━━━━━ RECORDS SUPPLIED ━━━━━

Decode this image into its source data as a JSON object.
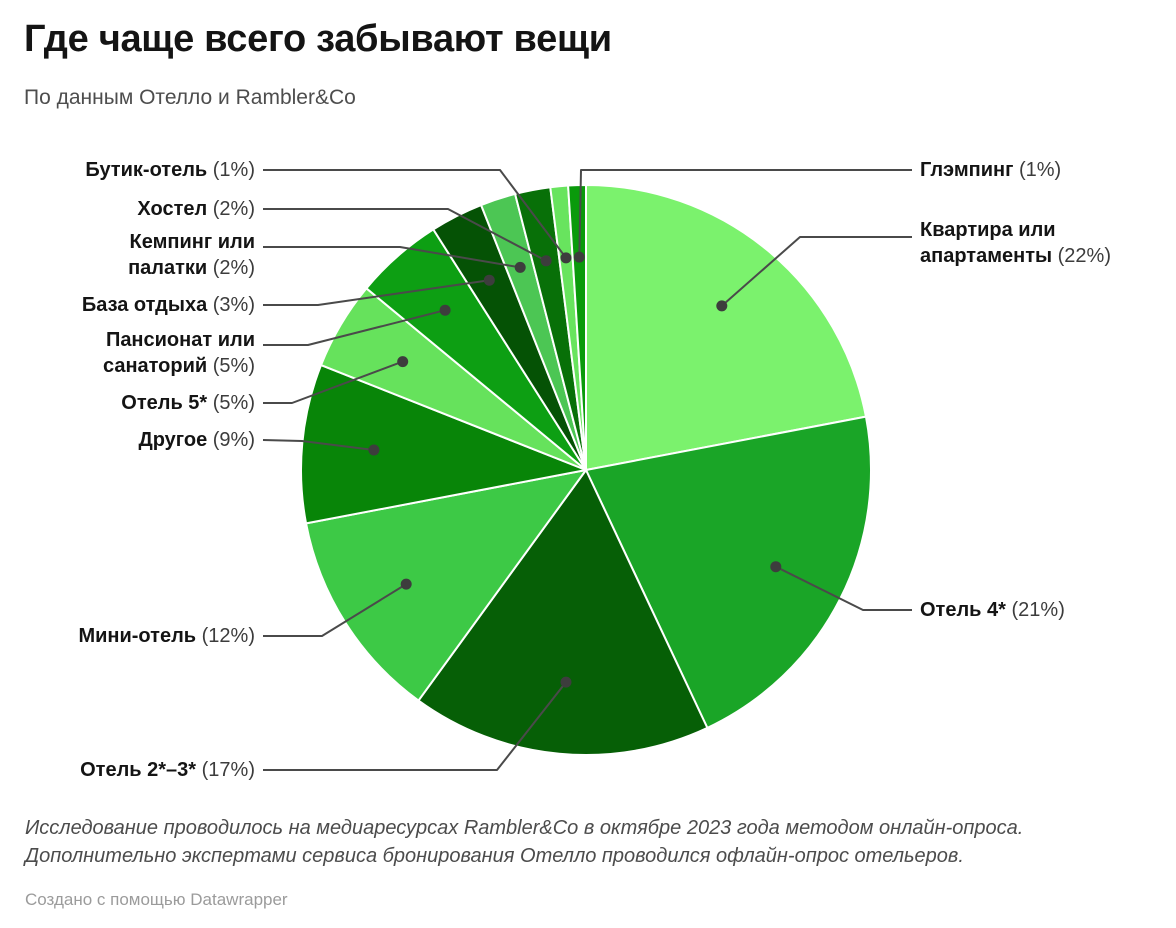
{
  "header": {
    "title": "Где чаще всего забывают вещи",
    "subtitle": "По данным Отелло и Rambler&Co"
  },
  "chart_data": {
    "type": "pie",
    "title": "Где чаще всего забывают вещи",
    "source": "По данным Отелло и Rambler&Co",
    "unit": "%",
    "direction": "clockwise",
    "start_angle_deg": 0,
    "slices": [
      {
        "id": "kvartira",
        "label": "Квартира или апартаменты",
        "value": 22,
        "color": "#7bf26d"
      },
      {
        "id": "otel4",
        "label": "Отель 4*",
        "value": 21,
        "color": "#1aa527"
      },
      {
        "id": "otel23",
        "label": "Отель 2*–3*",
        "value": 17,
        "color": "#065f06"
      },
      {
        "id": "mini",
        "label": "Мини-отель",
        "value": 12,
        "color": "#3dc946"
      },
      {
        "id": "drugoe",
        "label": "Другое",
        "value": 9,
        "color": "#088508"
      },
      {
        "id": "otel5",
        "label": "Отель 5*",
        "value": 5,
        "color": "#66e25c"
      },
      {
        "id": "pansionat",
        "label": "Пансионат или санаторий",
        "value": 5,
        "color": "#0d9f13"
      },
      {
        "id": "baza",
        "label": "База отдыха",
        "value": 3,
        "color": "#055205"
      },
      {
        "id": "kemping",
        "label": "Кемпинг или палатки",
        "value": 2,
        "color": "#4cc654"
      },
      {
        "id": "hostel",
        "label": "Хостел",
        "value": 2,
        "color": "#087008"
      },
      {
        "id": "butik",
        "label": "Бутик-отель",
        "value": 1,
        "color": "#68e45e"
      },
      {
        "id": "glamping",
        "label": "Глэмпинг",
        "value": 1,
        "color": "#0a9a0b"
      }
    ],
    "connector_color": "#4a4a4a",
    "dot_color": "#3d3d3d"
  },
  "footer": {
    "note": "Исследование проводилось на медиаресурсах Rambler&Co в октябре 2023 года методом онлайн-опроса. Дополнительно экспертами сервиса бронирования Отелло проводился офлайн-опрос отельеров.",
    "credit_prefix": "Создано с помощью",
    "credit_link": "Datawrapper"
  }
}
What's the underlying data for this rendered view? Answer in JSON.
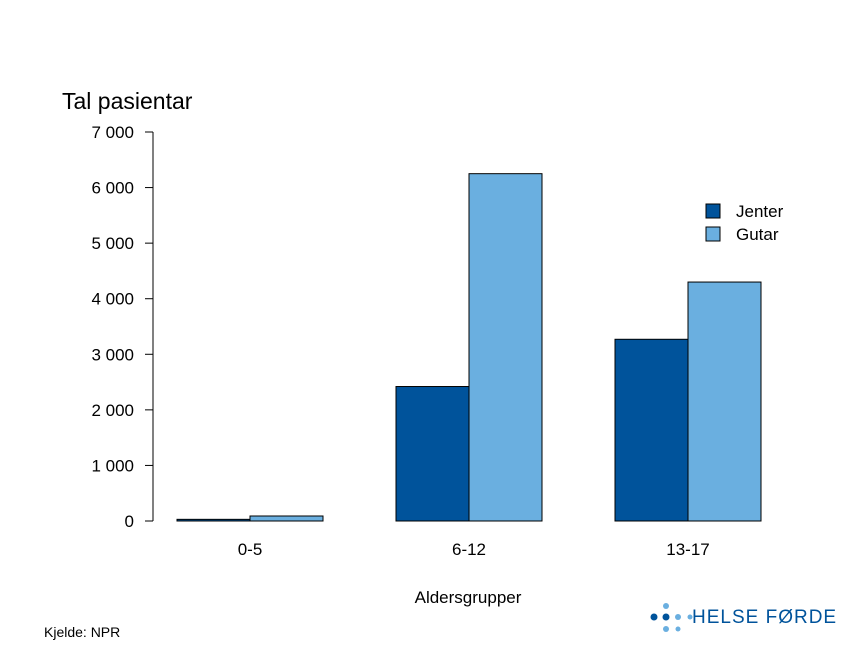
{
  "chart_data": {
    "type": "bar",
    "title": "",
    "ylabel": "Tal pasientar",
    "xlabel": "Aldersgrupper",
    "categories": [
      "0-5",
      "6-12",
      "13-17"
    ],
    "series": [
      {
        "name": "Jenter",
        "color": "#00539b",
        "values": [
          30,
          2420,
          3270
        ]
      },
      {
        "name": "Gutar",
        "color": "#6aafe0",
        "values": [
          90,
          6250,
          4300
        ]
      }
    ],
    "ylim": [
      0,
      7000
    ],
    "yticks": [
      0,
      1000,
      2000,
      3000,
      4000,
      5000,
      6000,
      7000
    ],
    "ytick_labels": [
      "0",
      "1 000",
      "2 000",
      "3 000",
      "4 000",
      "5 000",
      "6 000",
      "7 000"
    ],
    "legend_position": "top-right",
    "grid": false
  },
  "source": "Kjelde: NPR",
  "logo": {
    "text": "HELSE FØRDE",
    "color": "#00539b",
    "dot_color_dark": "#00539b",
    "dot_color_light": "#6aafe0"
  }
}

━━━━━

Print all entries exactly. The images do not belong in the copy.

Decode this image into its source data as a JSON object.
{
  "header": {
    "title": "Где чаще всего забывают вещи",
    "subtitle": "По данным Отелло и Rambler&Co"
  },
  "chart_data": {
    "type": "pie",
    "title": "Где чаще всего забывают вещи",
    "source": "По данным Отелло и Rambler&Co",
    "unit": "%",
    "direction": "clockwise",
    "start_angle_deg": 0,
    "slices": [
      {
        "id": "kvartira",
        "label": "Квартира или апартаменты",
        "value": 22,
        "color": "#7bf26d"
      },
      {
        "id": "otel4",
        "label": "Отель 4*",
        "value": 21,
        "color": "#1aa527"
      },
      {
        "id": "otel23",
        "label": "Отель 2*–3*",
        "value": 17,
        "color": "#065f06"
      },
      {
        "id": "mini",
        "label": "Мини-отель",
        "value": 12,
        "color": "#3dc946"
      },
      {
        "id": "drugoe",
        "label": "Другое",
        "value": 9,
        "color": "#088508"
      },
      {
        "id": "otel5",
        "label": "Отель 5*",
        "value": 5,
        "color": "#66e25c"
      },
      {
        "id": "pansionat",
        "label": "Пансионат или санаторий",
        "value": 5,
        "color": "#0d9f13"
      },
      {
        "id": "baza",
        "label": "База отдыха",
        "value": 3,
        "color": "#055205"
      },
      {
        "id": "kemping",
        "label": "Кемпинг или палатки",
        "value": 2,
        "color": "#4cc654"
      },
      {
        "id": "hostel",
        "label": "Хостел",
        "value": 2,
        "color": "#087008"
      },
      {
        "id": "butik",
        "label": "Бутик-отель",
        "value": 1,
        "color": "#68e45e"
      },
      {
        "id": "glamping",
        "label": "Глэмпинг",
        "value": 1,
        "color": "#0a9a0b"
      }
    ],
    "connector_color": "#4a4a4a",
    "dot_color": "#3d3d3d"
  },
  "footer": {
    "note": "Исследование проводилось на медиаресурсах Rambler&Co в октябре 2023 года методом онлайн-опроса. Дополнительно экспертами сервиса бронирования Отелло проводился офлайн-опрос отельеров.",
    "credit_prefix": "Создано с помощью",
    "credit_link": "Datawrapper"
  }
}
What's the underlying data for this rendered view? Answer in JSON.
{
  "chart_data": {
    "type": "bar",
    "title": "",
    "ylabel": "Tal pasientar",
    "xlabel": "Aldersgrupper",
    "categories": [
      "0-5",
      "6-12",
      "13-17"
    ],
    "series": [
      {
        "name": "Jenter",
        "color": "#00539b",
        "values": [
          30,
          2420,
          3270
        ]
      },
      {
        "name": "Gutar",
        "color": "#6aafe0",
        "values": [
          90,
          6250,
          4300
        ]
      }
    ],
    "ylim": [
      0,
      7000
    ],
    "yticks": [
      0,
      1000,
      2000,
      3000,
      4000,
      5000,
      6000,
      7000
    ],
    "ytick_labels": [
      "0",
      "1 000",
      "2 000",
      "3 000",
      "4 000",
      "5 000",
      "6 000",
      "7 000"
    ],
    "legend_position": "top-right",
    "grid": false
  },
  "source": "Kjelde: NPR",
  "logo": {
    "text": "HELSE FØRDE",
    "color": "#00539b",
    "dot_color_dark": "#00539b",
    "dot_color_light": "#6aafe0"
  }
}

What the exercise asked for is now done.